Aim:
Pick every line from the data that holds the word "Ребята".

* start *

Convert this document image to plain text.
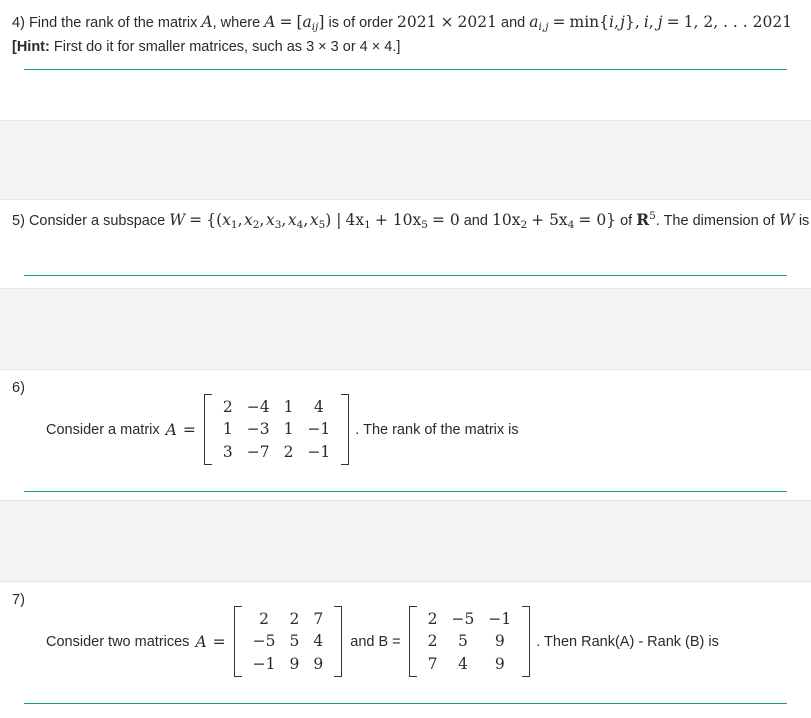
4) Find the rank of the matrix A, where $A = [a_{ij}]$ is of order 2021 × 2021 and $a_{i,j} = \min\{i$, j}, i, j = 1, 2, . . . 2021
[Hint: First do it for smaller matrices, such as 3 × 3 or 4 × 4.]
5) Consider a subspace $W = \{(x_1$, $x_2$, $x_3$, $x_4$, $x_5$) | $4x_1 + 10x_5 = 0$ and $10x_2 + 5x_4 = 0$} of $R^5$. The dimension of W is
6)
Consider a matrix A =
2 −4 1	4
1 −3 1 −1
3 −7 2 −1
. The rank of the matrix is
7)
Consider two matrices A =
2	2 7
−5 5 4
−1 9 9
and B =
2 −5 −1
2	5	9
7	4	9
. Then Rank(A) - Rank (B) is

* end *
* start *

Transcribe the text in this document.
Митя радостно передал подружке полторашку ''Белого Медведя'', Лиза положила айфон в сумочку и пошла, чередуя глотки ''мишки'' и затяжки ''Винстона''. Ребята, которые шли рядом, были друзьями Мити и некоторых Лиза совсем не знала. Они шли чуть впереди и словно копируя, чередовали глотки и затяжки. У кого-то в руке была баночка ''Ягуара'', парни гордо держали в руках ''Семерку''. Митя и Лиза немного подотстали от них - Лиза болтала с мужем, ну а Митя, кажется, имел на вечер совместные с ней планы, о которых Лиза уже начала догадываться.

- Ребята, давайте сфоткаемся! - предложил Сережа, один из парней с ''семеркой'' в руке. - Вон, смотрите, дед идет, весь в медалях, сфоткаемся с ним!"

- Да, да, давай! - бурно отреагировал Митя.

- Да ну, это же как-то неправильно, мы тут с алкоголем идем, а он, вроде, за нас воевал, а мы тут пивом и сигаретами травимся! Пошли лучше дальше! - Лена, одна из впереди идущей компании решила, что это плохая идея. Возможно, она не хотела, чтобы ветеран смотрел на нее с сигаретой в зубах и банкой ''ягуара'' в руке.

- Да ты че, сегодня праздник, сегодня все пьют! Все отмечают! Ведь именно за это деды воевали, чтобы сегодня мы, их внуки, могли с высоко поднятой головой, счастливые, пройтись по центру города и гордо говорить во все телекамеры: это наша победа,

* end *

Final result:
Митя радостно передал подружке полторашку ''Белого Медведя'', Лиза положила айфон в сумочку и пошла, чередуя глотки ''мишки'' и затяжки ''Винстона''. Ребята, которые шли рядом, были друзьями Мити и некоторых Лиза совсем не знала. Они шли чуть впереди и словно копируя, чередовали глотки и затяжки. У кого-то в руке была баночка ''Ягуара'', парни гордо держали в руках ''Семерку''. Митя и Лиза немного подотстали от них - Лиза болтала с мужем, ну а Митя, кажется, имел на вечер совместные с ней планы, о которых Лиза уже начала догадываться.
- Ребята, давайте сфоткаемся! - предложил Сережа, один из парней с ''семеркой'' в руке. - Вон, смотрите, дед идет, весь в медалях, сфоткаемся с ним!"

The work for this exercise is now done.